(Stated goal): Report only how many lines of the entries below contain the string "type".

[Raw records]

>> start

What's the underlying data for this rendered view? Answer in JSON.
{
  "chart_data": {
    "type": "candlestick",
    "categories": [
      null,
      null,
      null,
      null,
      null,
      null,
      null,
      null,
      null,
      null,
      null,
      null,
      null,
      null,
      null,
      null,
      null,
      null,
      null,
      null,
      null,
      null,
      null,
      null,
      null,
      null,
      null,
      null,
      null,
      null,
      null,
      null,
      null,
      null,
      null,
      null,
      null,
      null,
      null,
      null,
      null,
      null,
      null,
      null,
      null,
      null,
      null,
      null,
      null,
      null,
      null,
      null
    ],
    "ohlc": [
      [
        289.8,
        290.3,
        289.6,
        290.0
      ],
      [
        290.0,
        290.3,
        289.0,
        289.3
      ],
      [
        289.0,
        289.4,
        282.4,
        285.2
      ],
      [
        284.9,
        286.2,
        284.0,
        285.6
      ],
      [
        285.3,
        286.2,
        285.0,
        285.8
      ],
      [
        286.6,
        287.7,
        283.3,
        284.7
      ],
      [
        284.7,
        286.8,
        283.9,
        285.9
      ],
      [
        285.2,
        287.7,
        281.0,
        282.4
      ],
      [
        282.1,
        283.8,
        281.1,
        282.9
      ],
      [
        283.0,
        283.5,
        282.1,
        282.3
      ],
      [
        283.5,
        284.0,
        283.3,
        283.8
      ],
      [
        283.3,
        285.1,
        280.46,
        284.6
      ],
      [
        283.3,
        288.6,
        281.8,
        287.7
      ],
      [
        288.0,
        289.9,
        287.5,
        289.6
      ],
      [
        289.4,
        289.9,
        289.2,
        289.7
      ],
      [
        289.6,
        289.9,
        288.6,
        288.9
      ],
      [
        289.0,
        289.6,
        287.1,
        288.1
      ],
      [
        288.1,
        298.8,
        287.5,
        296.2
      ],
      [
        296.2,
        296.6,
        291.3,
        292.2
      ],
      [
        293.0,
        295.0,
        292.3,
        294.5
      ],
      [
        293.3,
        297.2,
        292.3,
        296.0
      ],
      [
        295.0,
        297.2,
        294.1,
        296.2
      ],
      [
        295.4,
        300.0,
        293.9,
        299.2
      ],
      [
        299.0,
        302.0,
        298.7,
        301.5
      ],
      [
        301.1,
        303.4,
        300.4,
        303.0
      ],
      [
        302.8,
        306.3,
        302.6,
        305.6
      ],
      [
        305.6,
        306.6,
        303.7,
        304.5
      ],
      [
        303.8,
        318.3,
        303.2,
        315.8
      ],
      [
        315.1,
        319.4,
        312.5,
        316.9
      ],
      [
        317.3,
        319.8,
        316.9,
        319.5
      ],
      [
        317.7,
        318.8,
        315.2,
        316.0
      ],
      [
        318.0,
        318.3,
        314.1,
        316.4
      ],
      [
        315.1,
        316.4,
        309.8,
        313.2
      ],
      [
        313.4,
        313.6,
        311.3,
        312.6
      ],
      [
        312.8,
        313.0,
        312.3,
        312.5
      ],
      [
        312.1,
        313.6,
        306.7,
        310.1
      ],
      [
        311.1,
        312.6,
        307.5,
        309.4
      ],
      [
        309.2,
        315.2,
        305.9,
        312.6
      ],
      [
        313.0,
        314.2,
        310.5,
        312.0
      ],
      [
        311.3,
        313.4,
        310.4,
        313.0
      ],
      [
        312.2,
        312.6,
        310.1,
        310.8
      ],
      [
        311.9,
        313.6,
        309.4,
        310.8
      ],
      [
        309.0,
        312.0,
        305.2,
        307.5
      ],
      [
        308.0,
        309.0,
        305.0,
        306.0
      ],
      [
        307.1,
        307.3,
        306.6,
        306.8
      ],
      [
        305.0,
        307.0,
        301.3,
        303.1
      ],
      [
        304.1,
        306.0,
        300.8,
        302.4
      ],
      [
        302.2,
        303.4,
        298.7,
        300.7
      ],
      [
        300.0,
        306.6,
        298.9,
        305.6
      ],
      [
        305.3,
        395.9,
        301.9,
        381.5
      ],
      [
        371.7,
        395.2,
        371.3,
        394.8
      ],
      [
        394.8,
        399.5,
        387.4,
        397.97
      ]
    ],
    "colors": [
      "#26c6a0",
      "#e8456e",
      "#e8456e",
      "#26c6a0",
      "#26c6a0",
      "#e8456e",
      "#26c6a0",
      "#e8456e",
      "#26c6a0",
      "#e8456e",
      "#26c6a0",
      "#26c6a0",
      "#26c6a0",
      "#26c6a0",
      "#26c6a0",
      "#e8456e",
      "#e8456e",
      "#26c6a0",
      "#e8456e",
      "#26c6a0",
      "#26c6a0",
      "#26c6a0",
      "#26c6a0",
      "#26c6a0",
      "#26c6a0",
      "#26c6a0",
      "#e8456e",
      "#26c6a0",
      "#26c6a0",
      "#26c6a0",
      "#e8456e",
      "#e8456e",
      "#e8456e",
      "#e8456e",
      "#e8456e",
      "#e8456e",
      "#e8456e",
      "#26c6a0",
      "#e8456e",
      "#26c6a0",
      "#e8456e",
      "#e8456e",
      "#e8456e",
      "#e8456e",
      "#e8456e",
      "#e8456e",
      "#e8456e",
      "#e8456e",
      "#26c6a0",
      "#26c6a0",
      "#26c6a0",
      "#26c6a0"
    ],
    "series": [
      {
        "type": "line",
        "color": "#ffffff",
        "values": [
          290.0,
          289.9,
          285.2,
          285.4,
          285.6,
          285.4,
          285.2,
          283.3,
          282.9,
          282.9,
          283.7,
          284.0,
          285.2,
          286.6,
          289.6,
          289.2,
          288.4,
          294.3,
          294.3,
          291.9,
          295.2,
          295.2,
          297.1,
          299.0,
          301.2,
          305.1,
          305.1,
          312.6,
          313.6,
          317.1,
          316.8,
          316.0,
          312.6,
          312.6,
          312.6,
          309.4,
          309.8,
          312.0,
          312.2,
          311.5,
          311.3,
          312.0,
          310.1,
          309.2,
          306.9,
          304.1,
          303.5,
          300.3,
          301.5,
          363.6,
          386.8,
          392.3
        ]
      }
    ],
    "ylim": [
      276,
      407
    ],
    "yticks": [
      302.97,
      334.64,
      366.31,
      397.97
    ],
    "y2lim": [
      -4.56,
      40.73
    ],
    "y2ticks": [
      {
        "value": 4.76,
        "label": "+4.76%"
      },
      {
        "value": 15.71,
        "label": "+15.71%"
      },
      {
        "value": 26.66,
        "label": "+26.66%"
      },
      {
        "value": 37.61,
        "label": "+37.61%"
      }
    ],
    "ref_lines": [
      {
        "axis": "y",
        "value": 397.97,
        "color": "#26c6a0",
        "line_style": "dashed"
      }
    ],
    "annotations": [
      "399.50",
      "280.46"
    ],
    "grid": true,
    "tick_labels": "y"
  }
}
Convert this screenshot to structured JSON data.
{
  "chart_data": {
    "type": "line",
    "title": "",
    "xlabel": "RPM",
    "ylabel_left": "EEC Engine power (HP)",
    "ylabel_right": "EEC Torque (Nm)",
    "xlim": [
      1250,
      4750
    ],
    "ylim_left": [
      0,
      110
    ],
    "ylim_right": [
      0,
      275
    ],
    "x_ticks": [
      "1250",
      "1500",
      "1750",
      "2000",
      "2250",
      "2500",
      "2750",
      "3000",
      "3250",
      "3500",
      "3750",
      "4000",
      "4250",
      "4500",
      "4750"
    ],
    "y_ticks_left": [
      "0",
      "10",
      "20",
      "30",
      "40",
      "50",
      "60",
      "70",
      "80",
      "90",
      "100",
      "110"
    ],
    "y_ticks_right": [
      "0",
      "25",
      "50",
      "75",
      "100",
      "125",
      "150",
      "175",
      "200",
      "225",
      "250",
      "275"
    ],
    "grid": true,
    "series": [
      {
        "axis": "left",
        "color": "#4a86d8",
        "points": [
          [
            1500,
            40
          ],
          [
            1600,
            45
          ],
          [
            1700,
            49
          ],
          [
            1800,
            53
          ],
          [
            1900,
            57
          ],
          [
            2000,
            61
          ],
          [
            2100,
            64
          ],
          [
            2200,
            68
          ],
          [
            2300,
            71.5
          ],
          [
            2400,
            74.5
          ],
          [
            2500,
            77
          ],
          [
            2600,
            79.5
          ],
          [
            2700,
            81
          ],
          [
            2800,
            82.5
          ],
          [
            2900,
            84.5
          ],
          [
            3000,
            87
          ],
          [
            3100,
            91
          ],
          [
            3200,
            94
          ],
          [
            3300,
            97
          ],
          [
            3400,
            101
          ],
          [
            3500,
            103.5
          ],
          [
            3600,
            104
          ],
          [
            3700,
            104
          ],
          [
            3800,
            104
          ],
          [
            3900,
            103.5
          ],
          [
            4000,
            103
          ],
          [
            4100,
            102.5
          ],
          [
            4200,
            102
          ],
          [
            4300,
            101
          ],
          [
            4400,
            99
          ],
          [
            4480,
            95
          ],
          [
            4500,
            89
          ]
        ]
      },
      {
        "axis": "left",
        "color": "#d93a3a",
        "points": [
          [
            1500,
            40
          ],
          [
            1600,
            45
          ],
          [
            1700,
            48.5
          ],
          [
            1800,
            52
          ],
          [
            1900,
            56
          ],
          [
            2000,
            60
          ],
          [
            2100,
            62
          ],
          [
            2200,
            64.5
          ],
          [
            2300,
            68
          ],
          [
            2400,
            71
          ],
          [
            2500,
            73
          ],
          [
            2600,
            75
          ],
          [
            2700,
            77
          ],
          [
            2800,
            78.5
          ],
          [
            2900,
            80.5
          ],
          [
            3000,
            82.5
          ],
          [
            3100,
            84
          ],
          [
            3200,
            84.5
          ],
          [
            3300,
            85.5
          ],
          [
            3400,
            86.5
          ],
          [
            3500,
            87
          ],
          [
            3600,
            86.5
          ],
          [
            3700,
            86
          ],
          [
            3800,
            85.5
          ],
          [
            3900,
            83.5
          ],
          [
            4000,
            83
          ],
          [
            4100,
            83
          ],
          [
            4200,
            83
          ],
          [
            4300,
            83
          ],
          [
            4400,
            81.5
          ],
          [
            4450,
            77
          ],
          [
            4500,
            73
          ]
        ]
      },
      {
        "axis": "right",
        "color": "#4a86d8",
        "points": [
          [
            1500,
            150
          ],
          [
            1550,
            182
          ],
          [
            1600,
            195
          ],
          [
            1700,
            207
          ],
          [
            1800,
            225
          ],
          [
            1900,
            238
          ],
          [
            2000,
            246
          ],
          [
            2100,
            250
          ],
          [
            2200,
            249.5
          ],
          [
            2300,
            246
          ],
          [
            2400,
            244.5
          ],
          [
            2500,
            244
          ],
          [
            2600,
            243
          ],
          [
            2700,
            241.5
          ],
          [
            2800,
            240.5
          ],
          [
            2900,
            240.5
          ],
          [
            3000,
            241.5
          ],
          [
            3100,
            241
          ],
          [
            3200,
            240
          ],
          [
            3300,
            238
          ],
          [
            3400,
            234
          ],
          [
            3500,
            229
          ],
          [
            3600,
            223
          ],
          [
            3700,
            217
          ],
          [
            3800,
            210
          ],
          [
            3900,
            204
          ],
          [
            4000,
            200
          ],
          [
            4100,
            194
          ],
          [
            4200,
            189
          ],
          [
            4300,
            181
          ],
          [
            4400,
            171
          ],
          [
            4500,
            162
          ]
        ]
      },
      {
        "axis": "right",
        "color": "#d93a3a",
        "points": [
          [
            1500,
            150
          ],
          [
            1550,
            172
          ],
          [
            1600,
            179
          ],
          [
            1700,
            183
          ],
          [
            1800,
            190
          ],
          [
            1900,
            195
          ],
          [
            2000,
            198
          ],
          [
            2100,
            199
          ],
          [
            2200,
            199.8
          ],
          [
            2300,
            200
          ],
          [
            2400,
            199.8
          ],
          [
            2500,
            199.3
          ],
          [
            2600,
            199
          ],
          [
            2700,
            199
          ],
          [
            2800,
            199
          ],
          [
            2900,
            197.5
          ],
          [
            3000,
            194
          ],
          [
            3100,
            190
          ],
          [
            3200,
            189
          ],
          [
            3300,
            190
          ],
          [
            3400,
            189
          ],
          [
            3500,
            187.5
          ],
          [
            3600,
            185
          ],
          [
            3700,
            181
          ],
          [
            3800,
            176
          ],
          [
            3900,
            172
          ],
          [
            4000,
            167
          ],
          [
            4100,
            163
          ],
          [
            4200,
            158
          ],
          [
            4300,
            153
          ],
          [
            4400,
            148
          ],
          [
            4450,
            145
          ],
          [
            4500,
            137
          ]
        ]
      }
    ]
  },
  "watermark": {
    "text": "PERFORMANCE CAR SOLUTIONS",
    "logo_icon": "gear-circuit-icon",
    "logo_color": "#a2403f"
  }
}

>> end

(Written response): 3